What to work on: The entries below are to be transcribed in full, without their images.

_ _ _

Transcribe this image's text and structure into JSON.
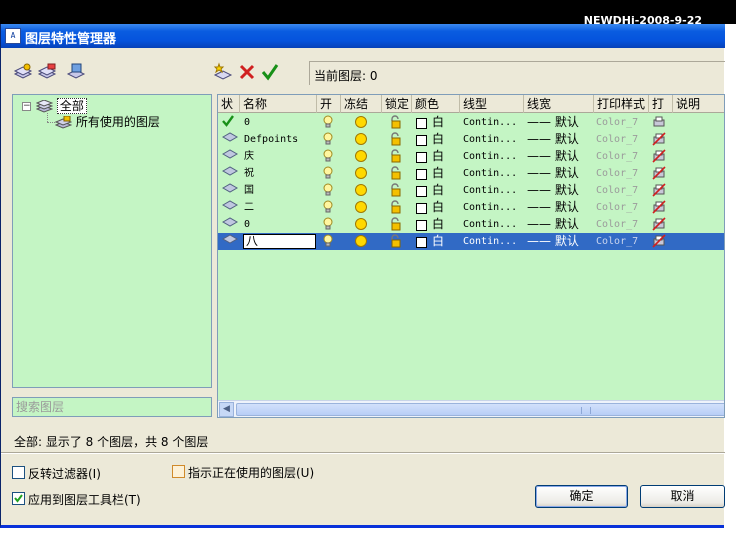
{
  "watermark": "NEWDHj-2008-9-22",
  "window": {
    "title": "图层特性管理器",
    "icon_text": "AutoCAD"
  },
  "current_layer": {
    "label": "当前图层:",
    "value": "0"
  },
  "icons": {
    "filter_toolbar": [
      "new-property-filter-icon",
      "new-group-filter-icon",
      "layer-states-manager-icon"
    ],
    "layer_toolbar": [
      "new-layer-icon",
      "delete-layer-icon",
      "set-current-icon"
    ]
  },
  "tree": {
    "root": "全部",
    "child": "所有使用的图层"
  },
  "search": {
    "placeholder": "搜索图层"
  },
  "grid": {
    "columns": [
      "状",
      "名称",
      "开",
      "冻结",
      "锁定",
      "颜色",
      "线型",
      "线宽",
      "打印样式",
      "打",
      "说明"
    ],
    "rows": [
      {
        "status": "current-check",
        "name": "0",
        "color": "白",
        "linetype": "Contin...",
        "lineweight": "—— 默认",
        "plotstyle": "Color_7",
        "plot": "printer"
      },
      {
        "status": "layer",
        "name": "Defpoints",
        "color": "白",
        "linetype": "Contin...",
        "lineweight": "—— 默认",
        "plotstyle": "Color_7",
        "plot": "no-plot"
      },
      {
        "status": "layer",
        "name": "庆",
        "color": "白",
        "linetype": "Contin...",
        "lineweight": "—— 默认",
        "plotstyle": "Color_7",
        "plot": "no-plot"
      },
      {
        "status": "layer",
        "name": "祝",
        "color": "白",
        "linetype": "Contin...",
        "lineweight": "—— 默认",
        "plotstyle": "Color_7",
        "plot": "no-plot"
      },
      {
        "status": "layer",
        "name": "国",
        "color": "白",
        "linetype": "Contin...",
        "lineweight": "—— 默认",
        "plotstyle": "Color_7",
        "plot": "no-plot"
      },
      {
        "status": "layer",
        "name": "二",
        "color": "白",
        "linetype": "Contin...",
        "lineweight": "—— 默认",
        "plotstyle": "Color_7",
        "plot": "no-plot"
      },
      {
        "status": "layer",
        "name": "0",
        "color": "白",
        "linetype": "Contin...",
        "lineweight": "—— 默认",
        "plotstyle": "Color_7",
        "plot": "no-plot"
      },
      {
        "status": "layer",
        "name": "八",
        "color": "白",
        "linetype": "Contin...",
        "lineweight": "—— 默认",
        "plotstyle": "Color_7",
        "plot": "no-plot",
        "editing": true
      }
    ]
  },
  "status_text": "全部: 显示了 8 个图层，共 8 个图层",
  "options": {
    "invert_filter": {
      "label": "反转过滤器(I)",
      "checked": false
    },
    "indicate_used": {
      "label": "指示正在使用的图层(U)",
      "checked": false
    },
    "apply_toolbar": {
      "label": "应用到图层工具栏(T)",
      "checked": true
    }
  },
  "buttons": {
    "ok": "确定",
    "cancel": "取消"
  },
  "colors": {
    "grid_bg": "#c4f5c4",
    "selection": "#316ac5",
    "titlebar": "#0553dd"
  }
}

_ _ _

Worked answer:
Transcribe this image's text and structure into JSON.
{
  "watermark": "NEWDHj-2008-9-22",
  "window": {
    "title": "图层特性管理器",
    "icon_text": "AutoCAD"
  },
  "current_layer": {
    "label": "当前图层:",
    "value": "0"
  },
  "icons": {
    "filter_toolbar": [
      "new-property-filter-icon",
      "new-group-filter-icon",
      "layer-states-manager-icon"
    ],
    "layer_toolbar": [
      "new-layer-icon",
      "delete-layer-icon",
      "set-current-icon"
    ]
  },
  "tree": {
    "root": "全部",
    "child": "所有使用的图层"
  },
  "search": {
    "placeholder": "搜索图层"
  },
  "grid": {
    "columns": [
      "状",
      "名称",
      "开",
      "冻结",
      "锁定",
      "颜色",
      "线型",
      "线宽",
      "打印样式",
      "打",
      "说明"
    ],
    "rows": [
      {
        "status": "current-check",
        "name": "0",
        "color": "白",
        "linetype": "Contin...",
        "lineweight": "—— 默认",
        "plotstyle": "Color_7",
        "plot": "printer"
      },
      {
        "status": "layer",
        "name": "Defpoints",
        "color": "白",
        "linetype": "Contin...",
        "lineweight": "—— 默认",
        "plotstyle": "Color_7",
        "plot": "no-plot"
      },
      {
        "status": "layer",
        "name": "庆",
        "color": "白",
        "linetype": "Contin...",
        "lineweight": "—— 默认",
        "plotstyle": "Color_7",
        "plot": "no-plot"
      },
      {
        "status": "layer",
        "name": "祝",
        "color": "白",
        "linetype": "Contin...",
        "lineweight": "—— 默认",
        "plotstyle": "Color_7",
        "plot": "no-plot"
      },
      {
        "status": "layer",
        "name": "国",
        "color": "白",
        "linetype": "Contin...",
        "lineweight": "—— 默认",
        "plotstyle": "Color_7",
        "plot": "no-plot"
      },
      {
        "status": "layer",
        "name": "二",
        "color": "白",
        "linetype": "Contin...",
        "lineweight": "—— 默认",
        "plotstyle": "Color_7",
        "plot": "no-plot"
      },
      {
        "status": "layer",
        "name": "0",
        "color": "白",
        "linetype": "Contin...",
        "lineweight": "—— 默认",
        "plotstyle": "Color_7",
        "plot": "no-plot"
      },
      {
        "status": "layer",
        "name": "八",
        "color": "白",
        "linetype": "Contin...",
        "lineweight": "—— 默认",
        "plotstyle": "Color_7",
        "plot": "no-plot",
        "editing": true
      }
    ]
  },
  "status_text": "全部: 显示了 8 个图层，共 8 个图层",
  "options": {
    "invert_filter": {
      "label": "反转过滤器(I)",
      "checked": false
    },
    "indicate_used": {
      "label": "指示正在使用的图层(U)",
      "checked": false
    },
    "apply_toolbar": {
      "label": "应用到图层工具栏(T)",
      "checked": true
    }
  },
  "buttons": {
    "ok": "确定",
    "cancel": "取消"
  },
  "colors": {
    "grid_bg": "#c4f5c4",
    "selection": "#316ac5",
    "titlebar": "#0553dd"
  }
}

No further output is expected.